> What is needed
Look through the lines and report how many include the word "Yellow", giving nothing but the number.
--- begin Input ---
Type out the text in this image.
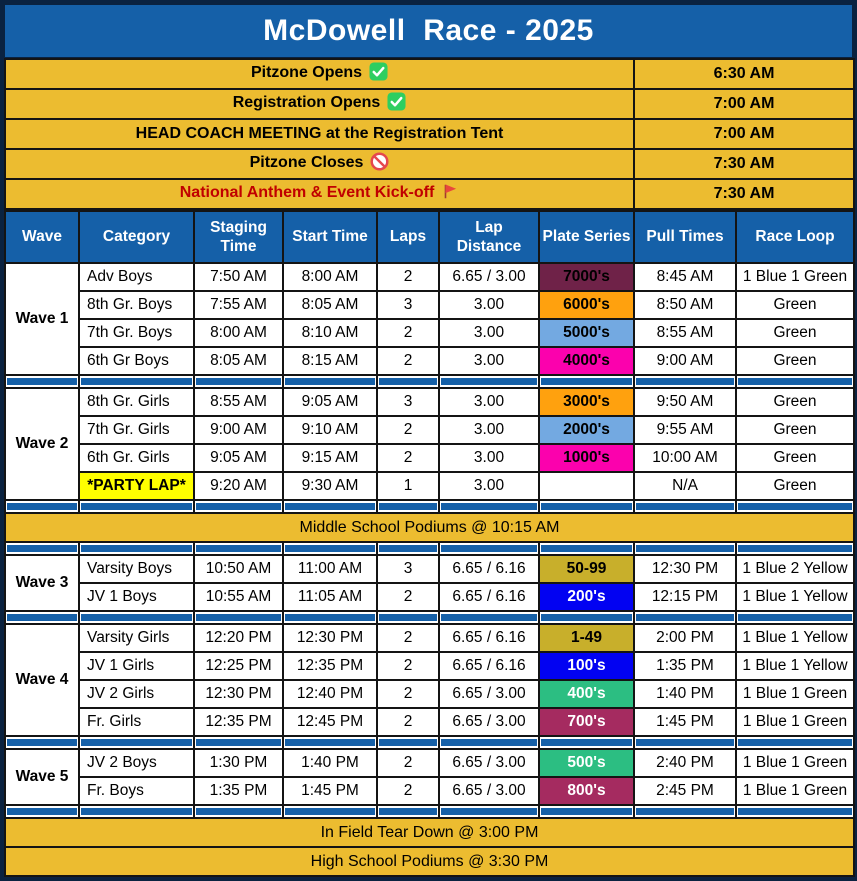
McDowell  Race - 2025
Pitzone Opens	6:30 AM
Registration Opens	7:00 AM
HEAD COACH MEETING at the Registration Tent	7:00 AM
Pitzone Closes	7:30 AM
National Anthem & Event Kick-off	7:30 AM
Wave	Category	Staging Time	Start Time	Laps	Lap Distance	Plate Series	Pull Times	Race Loop
Wave 1	Adv Boys	7:50 AM	8:00 AM	2	6.65 / 3.00	7000's	8:45 AM	1 Blue 1 Green
	8th Gr. Boys	7:55 AM	8:05 AM	3	3.00	6000's	8:50 AM	Green
	7th Gr. Boys	8:00 AM	8:10 AM	2	3.00	5000's	8:55 AM	Green
	6th Gr Boys	8:05 AM	8:15 AM	2	3.00	4000's	9:00 AM	Green

Wave 2	8th Gr. Girls	8:55 AM	9:05 AM	3	3.00	3000's	9:50 AM	Green
	7th Gr. Girls	9:00 AM	9:10 AM	2	3.00	2000's	9:55 AM	Green
	6th Gr. Girls	9:05 AM	9:15 AM	2	3.00	1000's	10:00 AM	Green
	*PARTY LAP*	9:20 AM	9:30 AM	1	3.00		N/A	Green

Middle School Podiums @ 10:15 AM								

Wave 3	Varsity Boys	10:50 AM	11:00 AM	3	6.65 / 6.16	50-99	12:30 PM	1 Blue 2 Yellow
	JV 1 Boys	10:55 AM	11:05 AM	2	6.65 / 6.16	200's	12:15 PM	1 Blue 1 Yellow

Wave 4	Varsity Girls	12:20 PM	12:30 PM	2	6.65 / 6.16	1-49	2:00 PM	1 Blue 1 Yellow
	JV 1 Girls	12:25 PM	12:35 PM	2	6.65 / 6.16	100's	1:35 PM	1 Blue 1 Yellow
	JV 2 Girls	12:30 PM	12:40 PM	2	6.65 / 3.00	400's	1:40 PM	1 Blue 1 Green
	Fr. Girls	12:35 PM	12:45 PM	2	6.65 / 3.00	700's	1:45 PM	1 Blue 1 Green

Wave 5	JV 2 Boys	1:30 PM	1:40 PM	2	6.65 / 3.00	500's	2:40 PM	1 Blue 1 Green
	Fr. Boys	1:35 PM	1:45 PM	2	6.65 / 3.00	800's	2:45 PM	1 Blue 1 Green

In Field Tear Down @ 3:00 PM								
High School Podiums @ 3:30 PM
--- end Input ---
> Reply
4